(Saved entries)
======

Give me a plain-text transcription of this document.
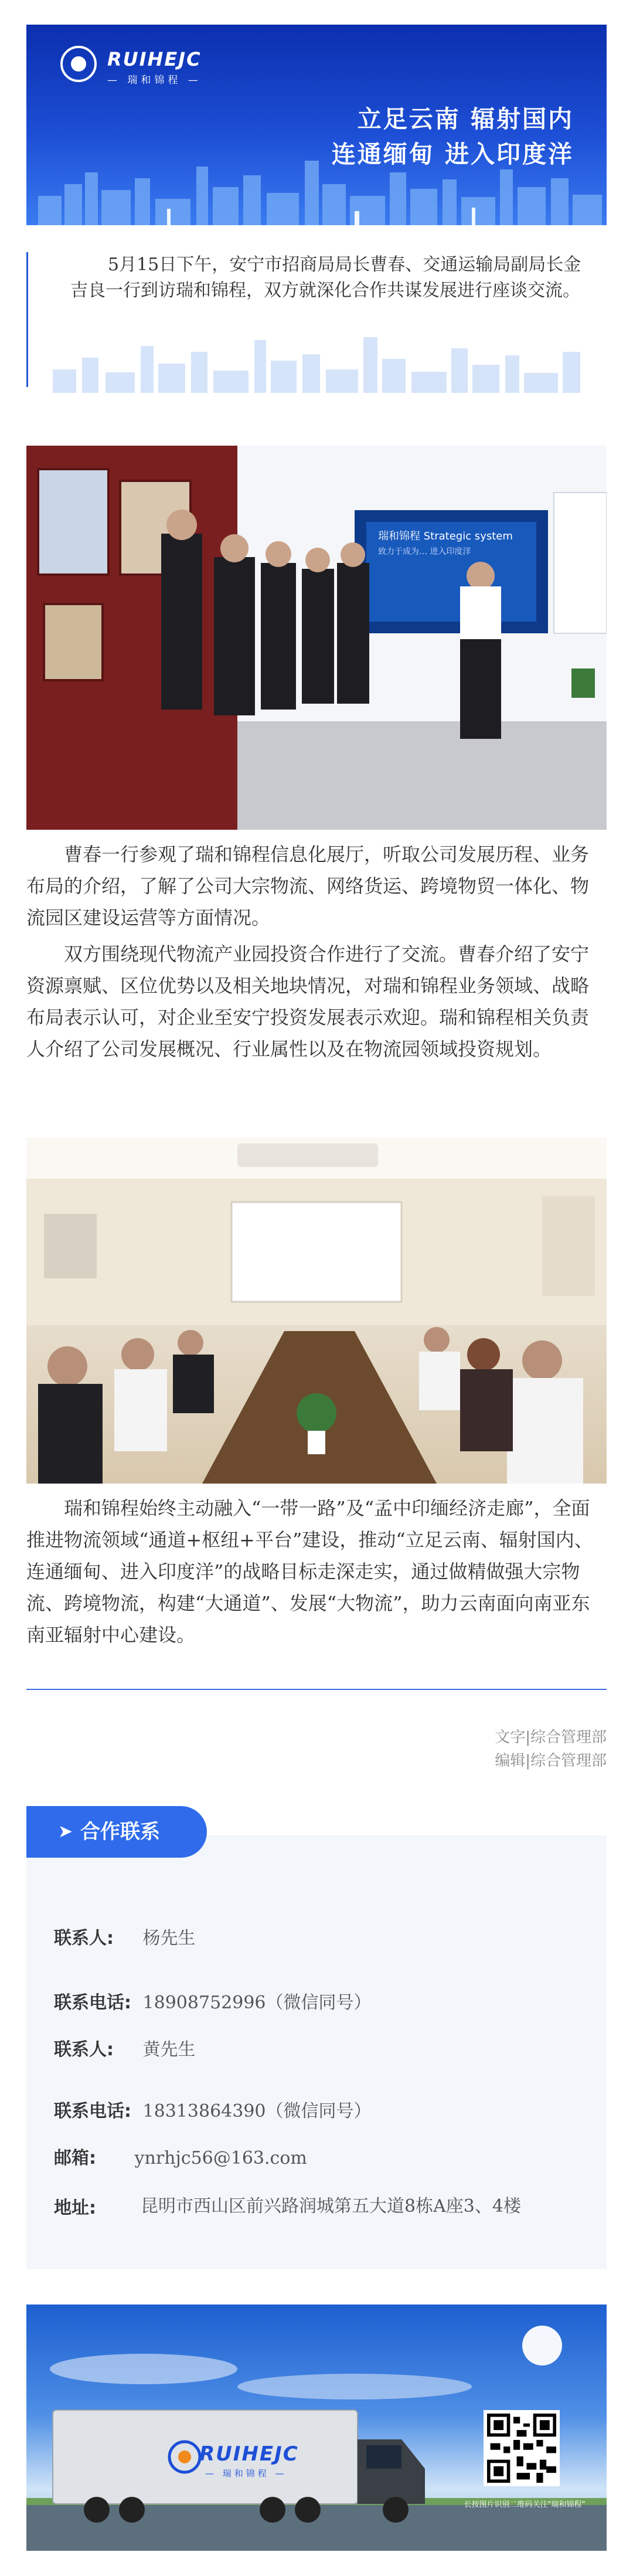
RUIHEJC
— 瑞和锦程 —
立足云南 辐射国内
连通缅甸 进入印度洋
5月15日下午，安宁市招商局局长曹春、交通运输局副局长金吉良一行到访瑞和锦程，双方就深化合作共谋发展进行座谈交流。
瑞和锦程 Strategic system
致力于成为… 进入印度洋
曹春一行参观了瑞和锦程信息化展厅，听取公司发展历程、业务布局的介绍，了解了公司大宗物流、网络货运、跨境物贸一体化、物流园区建设运营等方面情况。
双方围绕现代物流产业园投资合作进行了交流。曹春介绍了安宁资源禀赋、区位优势以及相关地块情况，对瑞和锦程业务领域、战略布局表示认可，对企业至安宁投资发展表示欢迎。瑞和锦程相关负责人介绍了公司发展概况、行业属性以及在物流园领域投资规划。
瑞和锦程始终主动融入“一带一路”及“孟中印缅经济走廊”，全面推进物流领域“通道+枢纽+平台”建设，推动“立足云南、辐射国内、连通缅甸、进入印度洋”的战略目标走深走实，通过做精做强大宗物流、跨境物流，构建“大通道”、发展“大物流”，助力云南面向南亚东南亚辐射中心建设。
文字|综合管理部
编辑|综合管理部
➤ 合作联系
联系人: 杨先生
联系电话: 18908752996（微信同号）
联系人: 黄先生
联系电话: 18313864390（微信同号）
邮箱: ynrhjc56@163.com
地址:	昆明市西山区前兴路润城第五大道8栋A座3、4楼
RUIHEJC
— 瑞和锦程 —
长按图片识别二维码关注"瑞和锦程"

======

Transcribe the full listing above exactly, with the images removed.

Give me a plain-text transcription of this document.
RUIHEJC
— 瑞和锦程 —
立足云南 辐射国内
连通缅甸 进入印度洋
5月15日下午，安宁市招商局局长曹春、交通运输局副局长金吉良一行到访瑞和锦程，双方就深化合作共谋发展进行座谈交流。
瑞和锦程 Strategic system
致力于成为… 进入印度洋
曹春一行参观了瑞和锦程信息化展厅，听取公司发展历程、业务布局的介绍，了解了公司大宗物流、网络货运、跨境物贸一体化、物流园区建设运营等方面情况。
双方围绕现代物流产业园投资合作进行了交流。曹春介绍了安宁资源禀赋、区位优势以及相关地块情况，对瑞和锦程业务领域、战略布局表示认可，对企业至安宁投资发展表示欢迎。瑞和锦程相关负责人介绍了公司发展概况、行业属性以及在物流园领域投资规划。
瑞和锦程始终主动融入“一带一路”及“孟中印缅经济走廊”，全面推进物流领域“通道+枢纽+平台”建设，推动“立足云南、辐射国内、连通缅甸、进入印度洋”的战略目标走深走实，通过做精做强大宗物流、跨境物流，构建“大通道”、发展“大物流”，助力云南面向南亚东南亚辐射中心建设。
文字|综合管理部
编辑|综合管理部
➤ 合作联系
联系人: 杨先生
联系电话: 18908752996（微信同号）
联系人: 黄先生
联系电话: 18313864390（微信同号）
邮箱: ynrhjc56@163.com
地址:	昆明市西山区前兴路润城第五大道8栋A座3、4楼
RUIHEJC
— 瑞和锦程 —
长按图片识别二维码关注"瑞和锦程"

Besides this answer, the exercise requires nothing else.